**Exercise 1:**
In the thread on penitence, which Portuguese word is given for "penitent"?

**Text passage:**

# Penitence



## ThomasK

Would you have an equivalent of the word 'penitence' in your language, maybe 'penitent' (person or characteristic of a person) ? 

Let's say that it refers to (1) the state of sorrow and pity about regrets, and maybe also to (2) the willingness to undergo some punishment (_peni_-) for that, or 'punish' oneself for that. 

Could you specify the context in which you can or could use it?


----------



## jazyk

In Portuguese:

penitence - penitência
penitent - penitente


----------



## apmoy70

VERY complicated subject concerning its concept in Greek due to the different view of penitence in the Latin West and the Greek East (let's just say that in the West due to its feudalistic past these concepts are more "judicial" while in the East and in the Greek mind, these concepts are more "ontological"); but I'll try to keep it simple:
-Μεταμέλεια, metam*e*lia (_f._); compound word formed by the joining of the ancient preposition μετὰ (me'ta->after, behind, changed, altered)+μέλω ('melō ->to care for, to take an interest in). Metamelia describes the change of purpose which leads to regret.
-Μετάνοια, met*a*nia (_f._); compound word formed by the joining of the ancient preposition μετὰ (me'ta->after, behind, changed, altered)+νοέω/νοῶ (no'eō [uncontracted], no'ō [contracted]->perceive by the nous, apprehend. Metania describes the change of mind, the regret, the repentance.
-Επιτίμιο(ν), epit*i*mion [in ancient/medieval Greek]/epit*i*mio [modern Greek] (_n._); compound word formed by the joining of the ancient preposition ἐπὶ (upon, at, in addition)+τιμάω/τιμῶ (ti'maō [uncontracted], ti'mō [contracted]->to value, to honour, to prize). Perhaps it's the closest one to the western view of _punishment (peni-)_ since epitimion in ancient & medieval Greek described the penalty laid on a person by the judges.


----------



## federicoft

In Italian:
(1) - rimorso, pentimento, contrizione, compunzione 
(2) - penitenza (noun), pentirsi (verb)


----------



## ThomasK

Italian: oh yes, I remember: 'pentiti' (from the maffia, I believe). Would you be able to distinguish between those four, Frederico ? 

Greek: I understand, I knew it was a very difficult question, but thanks for replying in that way. Does _epitimion_ also refer to fear (scaring - I seem to remember _timeo_, fear)? I miss something as for _metameleia_: is that change induced by metanoia then ? On the other hand I would think the term(s) is (are) mainly religious around here.


----------



## federicoft

ThomasK said:


> Italian: oh yes, I remember: 'pentiti' (from the maffia, I believe). Would you be able to distinguish between those four, Frederico ?



Yes, mafia pentiti.
I think those four have the same fundamental meaning. The differences are mostly in diffusion (they are listed from the most common to the rarest). _Contrizione _is also used in religious sense.


----------



## ThomasK

ONe addition, Apmoy: I think the term(s) is (are) mainly religious (moral) around here. I checked in English, and I think the word is most common in religious contexts. But there seem to be alternatives: _compunction, contrition, remorse, repentance_ (see _answers.com__)._ I think the last ones can be a-religious, but we need a native speaker to confirm that.

[Excerpts from a layout annotation set]

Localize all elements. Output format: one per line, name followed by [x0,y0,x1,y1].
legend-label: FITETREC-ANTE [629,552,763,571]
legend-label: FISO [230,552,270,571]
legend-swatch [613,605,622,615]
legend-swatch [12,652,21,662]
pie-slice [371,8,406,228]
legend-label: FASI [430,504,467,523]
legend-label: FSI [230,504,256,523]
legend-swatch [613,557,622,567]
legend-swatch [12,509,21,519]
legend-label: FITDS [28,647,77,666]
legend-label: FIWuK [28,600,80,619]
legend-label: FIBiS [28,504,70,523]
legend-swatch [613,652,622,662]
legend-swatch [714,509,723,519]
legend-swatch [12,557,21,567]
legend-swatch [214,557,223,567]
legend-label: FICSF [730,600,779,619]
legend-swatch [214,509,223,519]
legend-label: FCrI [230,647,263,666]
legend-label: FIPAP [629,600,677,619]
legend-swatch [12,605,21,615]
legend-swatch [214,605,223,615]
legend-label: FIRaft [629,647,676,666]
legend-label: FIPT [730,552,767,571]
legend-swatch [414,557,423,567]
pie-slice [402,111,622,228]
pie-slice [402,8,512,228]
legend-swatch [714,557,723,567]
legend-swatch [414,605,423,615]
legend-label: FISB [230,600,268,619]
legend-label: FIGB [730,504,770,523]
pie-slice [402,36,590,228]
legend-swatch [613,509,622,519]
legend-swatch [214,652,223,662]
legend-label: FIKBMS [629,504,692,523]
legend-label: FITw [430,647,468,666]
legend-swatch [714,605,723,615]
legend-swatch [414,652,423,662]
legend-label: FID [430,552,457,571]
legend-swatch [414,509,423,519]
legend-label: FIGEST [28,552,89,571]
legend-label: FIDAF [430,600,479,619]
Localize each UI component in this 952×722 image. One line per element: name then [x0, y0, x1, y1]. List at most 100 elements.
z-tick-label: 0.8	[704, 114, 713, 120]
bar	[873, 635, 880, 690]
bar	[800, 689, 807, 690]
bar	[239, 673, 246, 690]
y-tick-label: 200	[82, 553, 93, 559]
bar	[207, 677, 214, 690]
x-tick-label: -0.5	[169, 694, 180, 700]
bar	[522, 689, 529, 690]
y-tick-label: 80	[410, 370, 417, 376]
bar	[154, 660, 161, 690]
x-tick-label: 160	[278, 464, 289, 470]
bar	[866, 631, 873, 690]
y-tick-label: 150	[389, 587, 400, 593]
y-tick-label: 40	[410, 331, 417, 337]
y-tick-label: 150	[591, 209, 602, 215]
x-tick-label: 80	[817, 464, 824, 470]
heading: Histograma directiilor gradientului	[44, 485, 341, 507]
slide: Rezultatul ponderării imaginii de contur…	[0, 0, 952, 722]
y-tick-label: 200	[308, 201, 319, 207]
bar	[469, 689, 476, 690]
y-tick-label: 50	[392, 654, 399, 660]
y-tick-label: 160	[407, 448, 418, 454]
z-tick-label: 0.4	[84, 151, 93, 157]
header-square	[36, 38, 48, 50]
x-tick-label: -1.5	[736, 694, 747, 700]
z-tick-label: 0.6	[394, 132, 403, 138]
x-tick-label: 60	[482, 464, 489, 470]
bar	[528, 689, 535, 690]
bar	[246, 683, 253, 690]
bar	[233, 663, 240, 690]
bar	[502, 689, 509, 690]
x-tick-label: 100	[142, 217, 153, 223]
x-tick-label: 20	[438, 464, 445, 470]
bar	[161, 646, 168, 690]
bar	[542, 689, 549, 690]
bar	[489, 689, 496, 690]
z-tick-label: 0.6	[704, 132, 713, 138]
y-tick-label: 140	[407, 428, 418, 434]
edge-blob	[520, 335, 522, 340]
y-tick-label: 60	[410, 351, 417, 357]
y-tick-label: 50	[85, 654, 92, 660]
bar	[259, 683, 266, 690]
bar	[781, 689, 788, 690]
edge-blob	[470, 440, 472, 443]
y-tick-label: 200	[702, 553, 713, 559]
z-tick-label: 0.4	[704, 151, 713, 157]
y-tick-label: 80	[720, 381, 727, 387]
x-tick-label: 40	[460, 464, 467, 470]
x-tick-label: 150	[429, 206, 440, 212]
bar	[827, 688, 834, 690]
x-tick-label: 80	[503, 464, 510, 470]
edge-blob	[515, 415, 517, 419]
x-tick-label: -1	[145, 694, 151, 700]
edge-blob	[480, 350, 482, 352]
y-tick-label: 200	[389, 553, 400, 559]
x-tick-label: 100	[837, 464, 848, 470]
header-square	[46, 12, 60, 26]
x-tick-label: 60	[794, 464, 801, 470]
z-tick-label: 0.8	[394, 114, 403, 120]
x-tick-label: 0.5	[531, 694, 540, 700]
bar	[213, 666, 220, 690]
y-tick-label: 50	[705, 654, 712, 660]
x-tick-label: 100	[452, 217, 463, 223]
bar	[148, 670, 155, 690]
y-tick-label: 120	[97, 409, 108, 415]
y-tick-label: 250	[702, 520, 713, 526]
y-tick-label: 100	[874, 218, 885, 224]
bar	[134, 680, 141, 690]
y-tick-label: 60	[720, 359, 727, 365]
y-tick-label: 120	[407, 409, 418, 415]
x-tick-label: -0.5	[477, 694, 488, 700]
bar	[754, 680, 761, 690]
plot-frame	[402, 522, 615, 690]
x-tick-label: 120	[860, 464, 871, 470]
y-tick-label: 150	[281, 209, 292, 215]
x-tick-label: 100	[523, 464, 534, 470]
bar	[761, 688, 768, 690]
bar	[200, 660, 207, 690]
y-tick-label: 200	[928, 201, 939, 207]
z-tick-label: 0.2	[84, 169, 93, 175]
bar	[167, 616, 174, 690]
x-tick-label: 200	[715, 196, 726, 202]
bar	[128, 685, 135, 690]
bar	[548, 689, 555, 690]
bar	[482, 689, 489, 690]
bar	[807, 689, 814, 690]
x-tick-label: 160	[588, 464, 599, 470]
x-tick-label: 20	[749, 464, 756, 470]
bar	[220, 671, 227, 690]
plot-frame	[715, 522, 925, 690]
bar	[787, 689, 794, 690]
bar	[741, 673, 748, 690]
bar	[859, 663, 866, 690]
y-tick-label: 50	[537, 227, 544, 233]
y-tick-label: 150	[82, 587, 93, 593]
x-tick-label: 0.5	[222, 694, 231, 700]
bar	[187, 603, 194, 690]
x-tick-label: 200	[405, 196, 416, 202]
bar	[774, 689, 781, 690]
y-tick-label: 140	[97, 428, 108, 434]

**Exercise 2:**
Lay out the rows as a JSON list of strings, one string per line and no blank lines, starting at the first line of the rows and ending at the line that contains "legend-swatch [12,557,21,567]".

**Expected answer 1:**
penitente

**Expected answer 2:**
[
  "Localize all elements. Output format: one per line, name followed by [x0,y0,x1,y1].",
  "legend-label: FITETREC-ANTE [629,552,763,571]",
  "legend-label: FISO [230,552,270,571]",
  "legend-swatch [613,605,622,615]",
  "legend-swatch [12,652,21,662]",
  "pie-slice [371,8,406,228]",
  "legend-label: FASI [430,504,467,523]",
  "legend-label: FSI [230,504,256,523]",
  "legend-swatch [613,557,622,567]",
  "legend-swatch [12,509,21,519]",
  "legend-label: FITDS [28,647,77,666]",
  "legend-label: FIWuK [28,600,80,619]",
  "legend-label: FIBiS [28,504,70,523]",
  "legend-swatch [613,652,622,662]",
  "legend-swatch [714,509,723,519]",
  "legend-swatch [12,557,21,567]"
]